Data entries for graphics
▬▬▬▬▬▬

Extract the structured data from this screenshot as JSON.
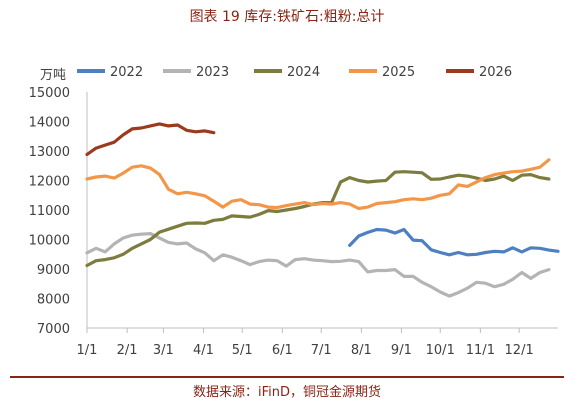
{
  "title": "图表 19 库存:铁矿石:粗粉:总计",
  "source": "数据来源：iFinD，铜冠金源期货",
  "chart_data": {
    "type": "line",
    "title": "图表 19 库存:铁矿石:粗粉:总计",
    "ylabel": "万吨",
    "xlabel": "",
    "ylim": [
      7000,
      15000
    ],
    "yticks": [
      7000,
      8000,
      9000,
      10000,
      11000,
      12000,
      13000,
      14000,
      15000
    ],
    "xlim": [
      0,
      52
    ],
    "xticks": [
      {
        "label": "1/1",
        "week": 0
      },
      {
        "label": "2/1",
        "week": 4.43
      },
      {
        "label": "3/1",
        "week": 8.43
      },
      {
        "label": "4/1",
        "week": 12.86
      },
      {
        "label": "5/1",
        "week": 17.14
      },
      {
        "label": "6/1",
        "week": 21.57
      },
      {
        "label": "7/1",
        "week": 25.86
      },
      {
        "label": "8/1",
        "week": 30.29
      },
      {
        "label": "9/1",
        "week": 34.71
      },
      {
        "label": "10/1",
        "week": 39
      },
      {
        "label": "11/1",
        "week": 43.43
      },
      {
        "label": "12/1",
        "week": 47.71
      }
    ],
    "grid": false,
    "legend": "top",
    "series": [
      {
        "name": "2022",
        "color": "#4e7fc2",
        "start_week": 29,
        "values": [
          9800,
          10120,
          10240,
          10340,
          10320,
          10220,
          10340,
          9980,
          9960,
          9650,
          9560,
          9480,
          9560,
          9480,
          9500,
          9560,
          9600,
          9580,
          9720,
          9580,
          9720,
          9700,
          9640,
          9600
        ]
      },
      {
        "name": "2023",
        "color": "#b4b4b4",
        "start_week": 0,
        "values": [
          9550,
          9700,
          9580,
          9850,
          10050,
          10150,
          10180,
          10200,
          10050,
          9900,
          9850,
          9880,
          9680,
          9550,
          9280,
          9480,
          9400,
          9280,
          9150,
          9250,
          9300,
          9280,
          9100,
          9320,
          9350,
          9300,
          9280,
          9250,
          9260,
          9300,
          9250,
          8900,
          8950,
          8950,
          8980,
          8750,
          8750,
          8550,
          8400,
          8220,
          8080,
          8200,
          8350,
          8550,
          8520,
          8400,
          8480,
          8650,
          8880,
          8680,
          8880,
          8980
        ]
      },
      {
        "name": "2024",
        "color": "#7c7c3e",
        "start_week": 0,
        "values": [
          9120,
          9280,
          9320,
          9380,
          9500,
          9700,
          9850,
          10000,
          10250,
          10350,
          10450,
          10550,
          10560,
          10550,
          10650,
          10680,
          10800,
          10780,
          10760,
          10850,
          10980,
          10950,
          11000,
          11050,
          11120,
          11200,
          11250,
          11250,
          11950,
          12100,
          12000,
          11950,
          11980,
          12000,
          12280,
          12300,
          12280,
          12260,
          12040,
          12050,
          12120,
          12180,
          12150,
          12080,
          12000,
          12050,
          12150,
          12000,
          12180,
          12200,
          12100,
          12050
        ]
      },
      {
        "name": "2025",
        "color": "#f2974a",
        "start_week": 0,
        "values": [
          12050,
          12120,
          12150,
          12080,
          12250,
          12450,
          12500,
          12420,
          12200,
          11700,
          11550,
          11600,
          11550,
          11480,
          11300,
          11100,
          11300,
          11350,
          11200,
          11180,
          11100,
          11080,
          11150,
          11200,
          11250,
          11180,
          11220,
          11200,
          11250,
          11200,
          11050,
          11100,
          11220,
          11250,
          11280,
          11350,
          11380,
          11350,
          11400,
          11500,
          11550,
          11850,
          11800,
          11950,
          12100,
          12200,
          12250,
          12300,
          12320,
          12380,
          12450,
          12700
        ]
      },
      {
        "name": "2026",
        "color": "#9b3a1e",
        "start_week": 0,
        "values": [
          12880,
          13100,
          13200,
          13300,
          13550,
          13750,
          13780,
          13850,
          13920,
          13850,
          13880,
          13700,
          13650,
          13680,
          13620
        ]
      }
    ]
  }
}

▬▬▬▬▬▬

**Problem statement**
Filter the records above and return every line that holds the word "title".

**Task output**
  "title": "图表 19 库存:铁矿石:粗粉:总计",
    "title": "图表 19 库存:铁矿石:粗粉:总计",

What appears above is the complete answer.